## Challenge
Search the data below for "retro"; list each line that holds it.
::: Stored records
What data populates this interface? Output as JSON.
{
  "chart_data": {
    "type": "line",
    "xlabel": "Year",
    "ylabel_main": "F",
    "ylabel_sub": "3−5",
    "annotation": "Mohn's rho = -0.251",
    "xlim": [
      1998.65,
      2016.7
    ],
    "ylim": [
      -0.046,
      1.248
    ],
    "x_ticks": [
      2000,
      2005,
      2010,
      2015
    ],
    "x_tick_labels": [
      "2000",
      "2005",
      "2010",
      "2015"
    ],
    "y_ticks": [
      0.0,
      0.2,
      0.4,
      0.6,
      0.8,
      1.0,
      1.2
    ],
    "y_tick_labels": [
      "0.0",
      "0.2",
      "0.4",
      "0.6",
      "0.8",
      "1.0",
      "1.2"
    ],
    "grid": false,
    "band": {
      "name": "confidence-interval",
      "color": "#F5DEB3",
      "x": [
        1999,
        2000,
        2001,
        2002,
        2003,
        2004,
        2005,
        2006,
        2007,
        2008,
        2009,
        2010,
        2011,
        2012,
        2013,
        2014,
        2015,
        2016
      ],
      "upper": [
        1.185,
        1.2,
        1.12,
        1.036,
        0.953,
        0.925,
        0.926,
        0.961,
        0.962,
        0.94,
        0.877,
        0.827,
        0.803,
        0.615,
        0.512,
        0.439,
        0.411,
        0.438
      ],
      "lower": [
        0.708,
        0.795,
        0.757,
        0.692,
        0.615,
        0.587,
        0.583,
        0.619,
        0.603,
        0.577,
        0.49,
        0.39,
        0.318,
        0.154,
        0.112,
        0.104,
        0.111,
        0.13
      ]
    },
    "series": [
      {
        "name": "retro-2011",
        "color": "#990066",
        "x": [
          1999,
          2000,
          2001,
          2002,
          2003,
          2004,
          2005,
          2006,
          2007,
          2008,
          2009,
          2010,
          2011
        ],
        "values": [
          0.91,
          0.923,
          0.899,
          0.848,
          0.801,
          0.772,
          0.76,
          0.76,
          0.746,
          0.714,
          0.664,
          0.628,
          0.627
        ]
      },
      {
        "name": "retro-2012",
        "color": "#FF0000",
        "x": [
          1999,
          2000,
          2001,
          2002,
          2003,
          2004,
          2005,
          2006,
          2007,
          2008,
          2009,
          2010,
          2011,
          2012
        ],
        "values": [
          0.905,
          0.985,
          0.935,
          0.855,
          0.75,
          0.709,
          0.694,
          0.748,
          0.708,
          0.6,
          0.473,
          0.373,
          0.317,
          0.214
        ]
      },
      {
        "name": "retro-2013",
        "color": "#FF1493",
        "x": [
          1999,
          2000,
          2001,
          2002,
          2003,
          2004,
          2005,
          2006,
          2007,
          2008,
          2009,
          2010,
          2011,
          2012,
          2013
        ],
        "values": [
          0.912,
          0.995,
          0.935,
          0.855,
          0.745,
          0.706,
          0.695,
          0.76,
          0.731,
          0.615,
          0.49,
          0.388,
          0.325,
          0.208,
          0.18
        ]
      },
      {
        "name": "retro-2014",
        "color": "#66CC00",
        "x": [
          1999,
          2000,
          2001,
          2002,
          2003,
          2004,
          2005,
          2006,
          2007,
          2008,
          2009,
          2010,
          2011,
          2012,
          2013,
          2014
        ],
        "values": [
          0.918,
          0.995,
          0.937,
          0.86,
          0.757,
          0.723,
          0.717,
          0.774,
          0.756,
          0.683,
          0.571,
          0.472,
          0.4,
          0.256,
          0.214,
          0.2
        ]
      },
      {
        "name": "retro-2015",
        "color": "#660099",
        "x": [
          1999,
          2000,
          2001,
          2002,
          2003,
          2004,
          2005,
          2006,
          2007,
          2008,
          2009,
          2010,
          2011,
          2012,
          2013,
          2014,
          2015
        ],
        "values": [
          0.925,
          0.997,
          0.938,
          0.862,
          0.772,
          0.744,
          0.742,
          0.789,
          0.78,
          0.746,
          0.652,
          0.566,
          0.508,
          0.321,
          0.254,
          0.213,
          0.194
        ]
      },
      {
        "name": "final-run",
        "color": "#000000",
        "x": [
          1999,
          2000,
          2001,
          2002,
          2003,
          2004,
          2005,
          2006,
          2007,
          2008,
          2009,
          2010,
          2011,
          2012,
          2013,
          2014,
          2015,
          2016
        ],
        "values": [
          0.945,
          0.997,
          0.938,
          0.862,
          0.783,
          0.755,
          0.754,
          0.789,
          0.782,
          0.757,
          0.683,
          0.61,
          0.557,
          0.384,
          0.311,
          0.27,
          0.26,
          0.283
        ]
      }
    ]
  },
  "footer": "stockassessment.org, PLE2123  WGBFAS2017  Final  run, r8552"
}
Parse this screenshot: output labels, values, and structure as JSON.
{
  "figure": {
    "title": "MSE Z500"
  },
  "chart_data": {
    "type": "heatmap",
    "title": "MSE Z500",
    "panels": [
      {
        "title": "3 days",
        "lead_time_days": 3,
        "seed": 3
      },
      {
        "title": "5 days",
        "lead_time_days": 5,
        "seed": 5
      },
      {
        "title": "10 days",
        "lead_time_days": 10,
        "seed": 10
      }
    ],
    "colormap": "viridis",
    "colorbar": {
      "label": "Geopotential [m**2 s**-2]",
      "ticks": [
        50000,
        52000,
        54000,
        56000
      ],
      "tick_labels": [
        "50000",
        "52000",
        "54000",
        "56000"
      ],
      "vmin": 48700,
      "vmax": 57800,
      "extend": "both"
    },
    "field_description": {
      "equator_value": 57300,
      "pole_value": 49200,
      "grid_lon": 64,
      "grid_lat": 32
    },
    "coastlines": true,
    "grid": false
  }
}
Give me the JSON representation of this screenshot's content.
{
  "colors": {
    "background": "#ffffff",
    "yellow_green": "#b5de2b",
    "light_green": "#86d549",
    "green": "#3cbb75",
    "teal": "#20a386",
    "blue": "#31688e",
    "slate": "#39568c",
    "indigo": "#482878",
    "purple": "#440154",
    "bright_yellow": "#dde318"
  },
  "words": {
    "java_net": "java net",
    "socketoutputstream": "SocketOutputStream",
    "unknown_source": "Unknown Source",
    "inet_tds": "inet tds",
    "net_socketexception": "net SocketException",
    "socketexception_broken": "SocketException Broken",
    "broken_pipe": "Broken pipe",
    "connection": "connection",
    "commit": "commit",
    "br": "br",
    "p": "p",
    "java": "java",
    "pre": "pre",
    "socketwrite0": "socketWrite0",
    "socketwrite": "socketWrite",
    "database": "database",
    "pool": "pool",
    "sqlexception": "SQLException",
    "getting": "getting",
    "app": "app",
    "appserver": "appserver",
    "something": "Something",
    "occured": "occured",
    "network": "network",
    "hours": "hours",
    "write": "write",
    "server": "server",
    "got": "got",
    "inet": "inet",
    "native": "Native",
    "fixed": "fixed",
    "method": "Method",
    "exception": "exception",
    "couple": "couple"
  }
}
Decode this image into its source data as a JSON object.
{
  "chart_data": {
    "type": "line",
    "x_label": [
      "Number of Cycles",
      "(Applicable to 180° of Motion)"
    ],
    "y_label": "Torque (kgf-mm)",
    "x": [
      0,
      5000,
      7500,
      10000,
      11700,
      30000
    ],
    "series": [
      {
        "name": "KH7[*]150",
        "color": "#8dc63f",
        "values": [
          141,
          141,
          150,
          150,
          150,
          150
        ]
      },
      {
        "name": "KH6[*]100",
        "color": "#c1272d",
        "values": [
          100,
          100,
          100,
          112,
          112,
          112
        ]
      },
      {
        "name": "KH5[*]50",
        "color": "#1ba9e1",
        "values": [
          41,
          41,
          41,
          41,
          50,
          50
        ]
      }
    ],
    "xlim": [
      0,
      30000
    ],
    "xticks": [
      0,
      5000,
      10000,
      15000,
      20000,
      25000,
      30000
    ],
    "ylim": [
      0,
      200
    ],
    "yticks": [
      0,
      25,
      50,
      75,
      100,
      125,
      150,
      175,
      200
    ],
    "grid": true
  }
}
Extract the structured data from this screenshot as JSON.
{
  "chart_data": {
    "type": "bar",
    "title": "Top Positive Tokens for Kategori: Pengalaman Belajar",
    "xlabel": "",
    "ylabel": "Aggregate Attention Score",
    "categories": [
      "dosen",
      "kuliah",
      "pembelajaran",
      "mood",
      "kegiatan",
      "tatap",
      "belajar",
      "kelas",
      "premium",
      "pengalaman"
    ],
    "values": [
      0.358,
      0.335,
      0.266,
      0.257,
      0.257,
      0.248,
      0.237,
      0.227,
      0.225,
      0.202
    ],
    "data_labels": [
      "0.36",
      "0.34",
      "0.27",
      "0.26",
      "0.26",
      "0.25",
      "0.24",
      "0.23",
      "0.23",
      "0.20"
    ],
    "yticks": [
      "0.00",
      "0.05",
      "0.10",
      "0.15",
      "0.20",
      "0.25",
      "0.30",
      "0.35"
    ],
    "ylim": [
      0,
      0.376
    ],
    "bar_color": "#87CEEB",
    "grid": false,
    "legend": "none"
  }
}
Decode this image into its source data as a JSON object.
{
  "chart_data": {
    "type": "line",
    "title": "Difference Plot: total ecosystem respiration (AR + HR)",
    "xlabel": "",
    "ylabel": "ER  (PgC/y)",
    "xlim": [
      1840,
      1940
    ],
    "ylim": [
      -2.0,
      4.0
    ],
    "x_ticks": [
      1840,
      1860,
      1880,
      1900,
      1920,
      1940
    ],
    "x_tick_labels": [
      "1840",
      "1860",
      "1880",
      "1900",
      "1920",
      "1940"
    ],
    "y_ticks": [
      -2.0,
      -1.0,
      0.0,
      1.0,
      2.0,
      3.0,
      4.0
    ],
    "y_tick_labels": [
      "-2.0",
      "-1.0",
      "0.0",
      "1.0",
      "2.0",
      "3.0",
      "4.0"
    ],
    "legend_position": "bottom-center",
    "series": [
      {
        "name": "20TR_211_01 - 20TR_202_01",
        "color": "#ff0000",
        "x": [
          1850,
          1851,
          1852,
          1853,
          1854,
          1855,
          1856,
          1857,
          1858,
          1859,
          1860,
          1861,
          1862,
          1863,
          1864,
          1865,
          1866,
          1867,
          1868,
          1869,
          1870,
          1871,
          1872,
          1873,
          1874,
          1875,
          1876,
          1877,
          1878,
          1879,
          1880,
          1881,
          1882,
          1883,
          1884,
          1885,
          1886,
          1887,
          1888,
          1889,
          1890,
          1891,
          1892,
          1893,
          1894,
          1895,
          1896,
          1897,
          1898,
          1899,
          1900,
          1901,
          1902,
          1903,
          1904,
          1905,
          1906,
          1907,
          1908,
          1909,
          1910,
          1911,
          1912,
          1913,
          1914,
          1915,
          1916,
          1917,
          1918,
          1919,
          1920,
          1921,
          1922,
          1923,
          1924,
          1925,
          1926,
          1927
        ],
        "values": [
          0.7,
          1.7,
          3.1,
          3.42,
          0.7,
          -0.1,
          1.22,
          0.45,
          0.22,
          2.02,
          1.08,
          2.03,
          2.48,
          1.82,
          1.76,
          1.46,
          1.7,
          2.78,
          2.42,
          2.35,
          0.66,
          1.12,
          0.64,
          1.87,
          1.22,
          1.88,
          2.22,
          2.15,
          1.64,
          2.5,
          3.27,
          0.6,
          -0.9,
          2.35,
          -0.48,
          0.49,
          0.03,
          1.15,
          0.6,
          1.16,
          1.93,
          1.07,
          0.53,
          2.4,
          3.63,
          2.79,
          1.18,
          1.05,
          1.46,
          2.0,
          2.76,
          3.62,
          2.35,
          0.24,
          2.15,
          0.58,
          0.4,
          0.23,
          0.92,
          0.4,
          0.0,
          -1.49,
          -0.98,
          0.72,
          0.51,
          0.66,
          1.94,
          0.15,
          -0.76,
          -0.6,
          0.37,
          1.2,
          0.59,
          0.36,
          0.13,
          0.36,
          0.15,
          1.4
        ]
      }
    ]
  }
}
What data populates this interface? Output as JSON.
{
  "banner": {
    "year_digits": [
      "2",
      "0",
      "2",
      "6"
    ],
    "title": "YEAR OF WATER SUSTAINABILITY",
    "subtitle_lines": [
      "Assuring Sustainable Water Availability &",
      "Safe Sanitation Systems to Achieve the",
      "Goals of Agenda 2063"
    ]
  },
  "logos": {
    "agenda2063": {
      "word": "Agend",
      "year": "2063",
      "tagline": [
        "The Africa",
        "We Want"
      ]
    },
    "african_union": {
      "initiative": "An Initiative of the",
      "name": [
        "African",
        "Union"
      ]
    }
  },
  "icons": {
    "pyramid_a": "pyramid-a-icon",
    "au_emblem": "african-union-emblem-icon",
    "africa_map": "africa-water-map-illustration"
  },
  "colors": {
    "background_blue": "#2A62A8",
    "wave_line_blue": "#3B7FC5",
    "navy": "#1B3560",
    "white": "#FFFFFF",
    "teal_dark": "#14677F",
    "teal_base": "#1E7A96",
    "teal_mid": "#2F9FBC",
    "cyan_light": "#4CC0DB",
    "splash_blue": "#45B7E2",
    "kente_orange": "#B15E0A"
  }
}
::::::
## Exercise output
        "name": "retro-2011",
        "name": "retro-2012",
        "name": "retro-2013",
        "name": "retro-2014",
        "name": "retro-2015",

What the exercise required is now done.